» What to produce
The listing below must be repeated word for word, with its images excluded.

» Records to use
= = =

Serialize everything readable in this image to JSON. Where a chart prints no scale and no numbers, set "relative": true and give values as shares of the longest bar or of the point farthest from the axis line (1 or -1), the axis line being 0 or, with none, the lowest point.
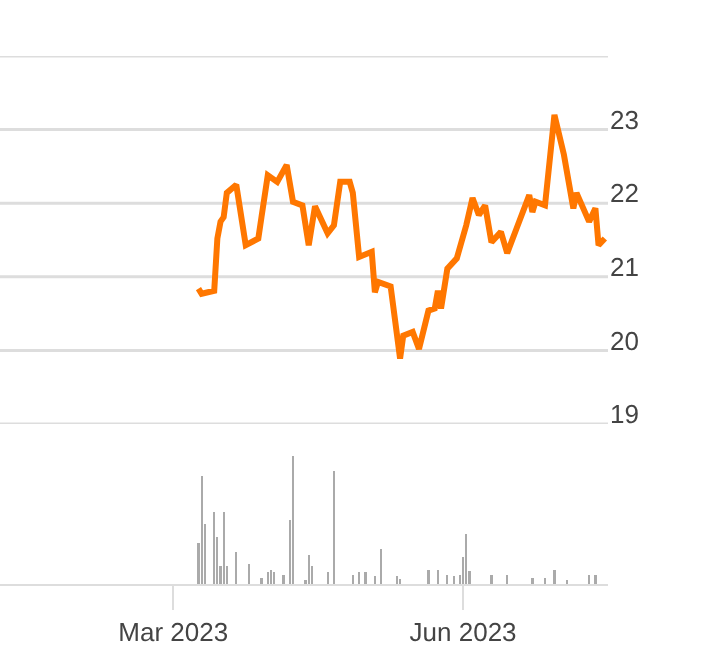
{
  "chart_data": [
    {
      "type": "line",
      "x": [
        "2023-03-09",
        "2023-03-10",
        "2023-03-14",
        "2023-03-15",
        "2023-03-16",
        "2023-03-17",
        "2023-03-18",
        "2023-03-21",
        "2023-03-24",
        "2023-03-28",
        "2023-03-29",
        "2023-03-31",
        "2023-04-03",
        "2023-04-06",
        "2023-04-08",
        "2023-04-11",
        "2023-04-13",
        "2023-04-15",
        "2023-04-19",
        "2023-04-21",
        "2023-04-23",
        "2023-04-26",
        "2023-04-27",
        "2023-04-29",
        "2023-05-03",
        "2023-05-04",
        "2023-05-05",
        "2023-05-09",
        "2023-05-12",
        "2023-05-13",
        "2023-05-16",
        "2023-05-18",
        "2023-05-21",
        "2023-05-23",
        "2023-05-24",
        "2023-05-25",
        "2023-05-27",
        "2023-05-30",
        "2023-06-02",
        "2023-06-04",
        "2023-06-06",
        "2023-06-08",
        "2023-06-10",
        "2023-06-13",
        "2023-06-15",
        "2023-06-18",
        "2023-06-22",
        "2023-06-23",
        "2023-06-24",
        "2023-06-27",
        "2023-06-30",
        "2023-07-03",
        "2023-07-06",
        "2023-07-07",
        "2023-07-11",
        "2023-07-13",
        "2023-07-14",
        "2023-07-16"
      ],
      "series": [
        {
          "color": "#ff7700",
          "values": [
            20.84,
            20.77,
            20.81,
            21.52,
            21.75,
            21.81,
            22.14,
            22.25,
            21.43,
            21.52,
            21.81,
            22.38,
            22.29,
            22.52,
            22.02,
            21.97,
            21.43,
            21.96,
            21.59,
            21.7,
            22.29,
            22.29,
            22.14,
            21.27,
            21.34,
            20.79,
            20.93,
            20.87,
            19.89,
            20.2,
            20.25,
            20.02,
            20.54,
            20.57,
            20.81,
            20.57,
            21.11,
            21.25,
            21.7,
            22.07,
            21.84,
            21.97,
            21.47,
            21.61,
            21.32,
            21.66,
            22.11,
            21.88,
            22.02,
            21.97,
            23.2,
            22.66,
            21.93,
            22.14,
            21.75,
            21.93,
            21.43,
            21.52
          ]
        }
      ],
      "xlim": [
        "2023-01-05",
        "2023-07-17"
      ],
      "ylim": [
        19,
        24
      ],
      "yticks": [
        19,
        20,
        21,
        22,
        23,
        {
          "value": 24,
          "label": null
        }
      ],
      "grid": "y",
      "tick_labels": "y",
      "marker": "none",
      "line_style": "solid"
    },
    {
      "type": "bar",
      "relative": true,
      "x": [
        "2023-03-09",
        "2023-03-10",
        "2023-03-11",
        "2023-03-14",
        "2023-03-15",
        "2023-03-16",
        "2023-03-17",
        "2023-03-18",
        "2023-03-21",
        "2023-03-25",
        "2023-03-29",
        "2023-03-31",
        "2023-04-01",
        "2023-04-02",
        "2023-04-05",
        "2023-04-07",
        "2023-04-08",
        "2023-04-12",
        "2023-04-13",
        "2023-04-14",
        "2023-04-19",
        "2023-04-21",
        "2023-04-27",
        "2023-04-29",
        "2023-05-01",
        "2023-05-04",
        "2023-05-06",
        "2023-05-11",
        "2023-05-12",
        "2023-05-21",
        "2023-05-24",
        "2023-05-27",
        "2023-05-29",
        "2023-05-31",
        "2023-06-01",
        "2023-06-02",
        "2023-06-03",
        "2023-06-10",
        "2023-06-15",
        "2023-06-23",
        "2023-06-27",
        "2023-06-30",
        "2023-07-04",
        "2023-07-11",
        "2023-07-13"
      ],
      "series": [
        {
          "color": "#aaaaaa",
          "values": [
            0.32,
            0.84,
            0.47,
            0.56,
            0.37,
            0.14,
            0.56,
            0.14,
            0.25,
            0.16,
            0.05,
            0.09,
            0.11,
            0.09,
            0.07,
            0.5,
            1,
            0.03,
            0.23,
            0.14,
            0.09,
            0.88,
            0.07,
            0.09,
            0.09,
            0.06,
            0.27,
            0.06,
            0.04,
            0.11,
            0.11,
            0.07,
            0.06,
            0.07,
            0.21,
            0.39,
            0.1,
            0.07,
            0.07,
            0.05,
            0.05,
            0.11,
            0.03,
            0.07,
            0.07
          ]
        }
      ],
      "xlim": [
        "2023-01-05",
        "2023-07-17"
      ],
      "xticks": [
        {
          "value": "2023-03-01",
          "label": "Mar 2023"
        },
        {
          "value": "2023-06-01",
          "label": "Jun 2023"
        }
      ],
      "grid": false,
      "tick_labels": "x"
    }
  ]
}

= = =

» Response to the exercise
Serialize everything readable in this image to JSON. Where a chart prints no scale and no numbers, set "relative": true and give values as shares of the longest bar or of the point farthest from the axis line (1 or -1), the axis line being 0 or, with none, the lowest point.
{
  "chart_data": [
    {
      "type": "line",
      "x": [
        "2023-03-09",
        "2023-03-10",
        "2023-03-14",
        "2023-03-15",
        "2023-03-16",
        "2023-03-17",
        "2023-03-18",
        "2023-03-21",
        "2023-03-24",
        "2023-03-28",
        "2023-03-29",
        "2023-03-31",
        "2023-04-03",
        "2023-04-06",
        "2023-04-08",
        "2023-04-11",
        "2023-04-13",
        "2023-04-15",
        "2023-04-19",
        "2023-04-21",
        "2023-04-23",
        "2023-04-26",
        "2023-04-27",
        "2023-04-29",
        "2023-05-03",
        "2023-05-04",
        "2023-05-05",
        "2023-05-09",
        "2023-05-12",
        "2023-05-13",
        "2023-05-16",
        "2023-05-18",
        "2023-05-21",
        "2023-05-23",
        "2023-05-24",
        "2023-05-25",
        "2023-05-27",
        "2023-05-30",
        "2023-06-02",
        "2023-06-04",
        "2023-06-06",
        "2023-06-08",
        "2023-06-10",
        "2023-06-13",
        "2023-06-15",
        "2023-06-18",
        "2023-06-22",
        "2023-06-23",
        "2023-06-24",
        "2023-06-27",
        "2023-06-30",
        "2023-07-03",
        "2023-07-06",
        "2023-07-07",
        "2023-07-11",
        "2023-07-13",
        "2023-07-14",
        "2023-07-16"
      ],
      "series": [
        {
          "color": "#ff7700",
          "values": [
            20.84,
            20.77,
            20.81,
            21.52,
            21.75,
            21.81,
            22.14,
            22.25,
            21.43,
            21.52,
            21.81,
            22.38,
            22.29,
            22.52,
            22.02,
            21.97,
            21.43,
            21.96,
            21.59,
            21.7,
            22.29,
            22.29,
            22.14,
            21.27,
            21.34,
            20.79,
            20.93,
            20.87,
            19.89,
            20.2,
            20.25,
            20.02,
            20.54,
            20.57,
            20.81,
            20.57,
            21.11,
            21.25,
            21.7,
            22.07,
            21.84,
            21.97,
            21.47,
            21.61,
            21.32,
            21.66,
            22.11,
            21.88,
            22.02,
            21.97,
            23.2,
            22.66,
            21.93,
            22.14,
            21.75,
            21.93,
            21.43,
            21.52
          ]
        }
      ],
      "xlim": [
        "2023-01-05",
        "2023-07-17"
      ],
      "ylim": [
        19,
        24
      ],
      "yticks": [
        19,
        20,
        21,
        22,
        23,
        {
          "value": 24,
          "label": null
        }
      ],
      "grid": "y",
      "tick_labels": "y",
      "marker": "none",
      "line_style": "solid"
    },
    {
      "type": "bar",
      "relative": true,
      "x": [
        "2023-03-09",
        "2023-03-10",
        "2023-03-11",
        "2023-03-14",
        "2023-03-15",
        "2023-03-16",
        "2023-03-17",
        "2023-03-18",
        "2023-03-21",
        "2023-03-25",
        "2023-03-29",
        "2023-03-31",
        "2023-04-01",
        "2023-04-02",
        "2023-04-05",
        "2023-04-07",
        "2023-04-08",
        "2023-04-12",
        "2023-04-13",
        "2023-04-14",
        "2023-04-19",
        "2023-04-21",
        "2023-04-27",
        "2023-04-29",
        "2023-05-01",
        "2023-05-04",
        "2023-05-06",
        "2023-05-11",
        "2023-05-12",
        "2023-05-21",
        "2023-05-24",
        "2023-05-27",
        "2023-05-29",
        "2023-05-31",
        "2023-06-01",
        "2023-06-02",
        "2023-06-03",
        "2023-06-10",
        "2023-06-15",
        "2023-06-23",
        "2023-06-27",
        "2023-06-30",
        "2023-07-04",
        "2023-07-11",
        "2023-07-13"
      ],
      "series": [
        {
          "color": "#aaaaaa",
          "values": [
            0.32,
            0.84,
            0.47,
            0.56,
            0.37,
            0.14,
            0.56,
            0.14,
            0.25,
            0.16,
            0.05,
            0.09,
            0.11,
            0.09,
            0.07,
            0.5,
            1,
            0.03,
            0.23,
            0.14,
            0.09,
            0.88,
            0.07,
            0.09,
            0.09,
            0.06,
            0.27,
            0.06,
            0.04,
            0.11,
            0.11,
            0.07,
            0.06,
            0.07,
            0.21,
            0.39,
            0.1,
            0.07,
            0.07,
            0.05,
            0.05,
            0.11,
            0.03,
            0.07,
            0.07
          ]
        }
      ],
      "xlim": [
        "2023-01-05",
        "2023-07-17"
      ],
      "xticks": [
        {
          "value": "2023-03-01",
          "label": "Mar 2023"
        },
        {
          "value": "2023-06-01",
          "label": "Jun 2023"
        }
      ],
      "grid": false,
      "tick_labels": "x"
    }
  ]
}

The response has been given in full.